● Dataset content

********************

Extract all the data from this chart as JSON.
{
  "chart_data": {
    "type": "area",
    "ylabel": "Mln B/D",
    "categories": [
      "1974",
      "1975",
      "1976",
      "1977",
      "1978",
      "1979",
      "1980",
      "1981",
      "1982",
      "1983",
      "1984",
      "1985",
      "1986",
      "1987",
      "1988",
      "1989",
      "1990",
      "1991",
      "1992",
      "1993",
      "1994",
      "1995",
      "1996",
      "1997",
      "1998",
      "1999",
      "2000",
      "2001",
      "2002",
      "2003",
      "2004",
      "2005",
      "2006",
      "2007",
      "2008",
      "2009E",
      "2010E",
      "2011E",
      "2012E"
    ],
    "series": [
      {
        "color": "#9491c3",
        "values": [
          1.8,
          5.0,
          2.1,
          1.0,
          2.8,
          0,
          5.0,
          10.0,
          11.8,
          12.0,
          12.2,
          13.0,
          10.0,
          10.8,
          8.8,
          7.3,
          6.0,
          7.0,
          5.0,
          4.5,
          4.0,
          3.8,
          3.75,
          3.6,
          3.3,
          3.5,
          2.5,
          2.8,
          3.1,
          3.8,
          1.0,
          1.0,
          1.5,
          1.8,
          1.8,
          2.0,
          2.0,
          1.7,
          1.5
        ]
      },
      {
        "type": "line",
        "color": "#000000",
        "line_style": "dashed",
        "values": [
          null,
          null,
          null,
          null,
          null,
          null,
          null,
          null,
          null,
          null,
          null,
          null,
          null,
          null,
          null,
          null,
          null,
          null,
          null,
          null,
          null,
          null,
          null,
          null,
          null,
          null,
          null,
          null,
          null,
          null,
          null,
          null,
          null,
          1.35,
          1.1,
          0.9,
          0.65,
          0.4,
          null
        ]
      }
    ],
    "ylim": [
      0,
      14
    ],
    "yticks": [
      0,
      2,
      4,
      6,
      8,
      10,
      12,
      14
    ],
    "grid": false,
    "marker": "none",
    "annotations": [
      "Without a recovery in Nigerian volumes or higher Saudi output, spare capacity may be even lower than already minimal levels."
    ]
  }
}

********************

● What you will do
Reproduce all of the data exactly as given.

● Finished answer
Extract all the data from this chart as JSON.
{
  "chart_data": {
    "type": "area",
    "ylabel": "Mln B/D",
    "categories": [
      "1974",
      "1975",
      "1976",
      "1977",
      "1978",
      "1979",
      "1980",
      "1981",
      "1982",
      "1983",
      "1984",
      "1985",
      "1986",
      "1987",
      "1988",
      "1989",
      "1990",
      "1991",
      "1992",
      "1993",
      "1994",
      "1995",
      "1996",
      "1997",
      "1998",
      "1999",
      "2000",
      "2001",
      "2002",
      "2003",
      "2004",
      "2005",
      "2006",
      "2007",
      "2008",
      "2009E",
      "2010E",
      "2011E",
      "2012E"
    ],
    "series": [
      {
        "color": "#9491c3",
        "values": [
          1.8,
          5.0,
          2.1,
          1.0,
          2.8,
          0,
          5.0,
          10.0,
          11.8,
          12.0,
          12.2,
          13.0,
          10.0,
          10.8,
          8.8,
          7.3,
          6.0,
          7.0,
          5.0,
          4.5,
          4.0,
          3.8,
          3.75,
          3.6,
          3.3,
          3.5,
          2.5,
          2.8,
          3.1,
          3.8,
          1.0,
          1.0,
          1.5,
          1.8,
          1.8,
          2.0,
          2.0,
          1.7,
          1.5
        ]
      },
      {
        "type": "line",
        "color": "#000000",
        "line_style": "dashed",
        "values": [
          null,
          null,
          null,
          null,
          null,
          null,
          null,
          null,
          null,
          null,
          null,
          null,
          null,
          null,
          null,
          null,
          null,
          null,
          null,
          null,
          null,
          null,
          null,
          null,
          null,
          null,
          null,
          null,
          null,
          null,
          null,
          null,
          null,
          1.35,
          1.1,
          0.9,
          0.65,
          0.4,
          null
        ]
      }
    ],
    "ylim": [
      0,
      14
    ],
    "yticks": [
      0,
      2,
      4,
      6,
      8,
      10,
      12,
      14
    ],
    "grid": false,
    "marker": "none",
    "annotations": [
      "Without a recovery in Nigerian volumes or higher Saudi output, spare capacity may be even lower than already minimal levels."
    ]
  }
}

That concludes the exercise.